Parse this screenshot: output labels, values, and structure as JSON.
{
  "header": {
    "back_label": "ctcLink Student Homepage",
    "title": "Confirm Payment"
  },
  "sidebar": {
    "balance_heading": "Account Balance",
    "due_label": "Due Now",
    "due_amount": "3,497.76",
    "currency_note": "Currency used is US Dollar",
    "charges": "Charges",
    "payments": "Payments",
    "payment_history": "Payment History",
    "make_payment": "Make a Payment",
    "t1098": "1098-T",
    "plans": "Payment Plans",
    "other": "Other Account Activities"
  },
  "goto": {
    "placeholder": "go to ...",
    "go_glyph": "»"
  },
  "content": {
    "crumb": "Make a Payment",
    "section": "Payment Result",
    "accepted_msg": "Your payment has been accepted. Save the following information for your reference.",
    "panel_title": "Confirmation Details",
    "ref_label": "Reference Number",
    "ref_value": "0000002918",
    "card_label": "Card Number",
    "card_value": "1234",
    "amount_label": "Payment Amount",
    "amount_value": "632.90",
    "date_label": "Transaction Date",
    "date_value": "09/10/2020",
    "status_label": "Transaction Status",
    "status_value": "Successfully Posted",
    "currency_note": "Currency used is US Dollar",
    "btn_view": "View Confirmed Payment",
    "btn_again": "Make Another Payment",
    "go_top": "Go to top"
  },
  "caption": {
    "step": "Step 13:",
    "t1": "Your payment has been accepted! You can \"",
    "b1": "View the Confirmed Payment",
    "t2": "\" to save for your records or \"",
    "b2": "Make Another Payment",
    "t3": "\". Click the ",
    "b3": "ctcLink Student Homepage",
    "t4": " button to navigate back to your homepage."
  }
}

★ ★ ★ ★

Gather from the records above every line containing the string "Confirmed".

    "btn_view": "View Confirmed Payment",
    "b1": "View the Confirmed Payment",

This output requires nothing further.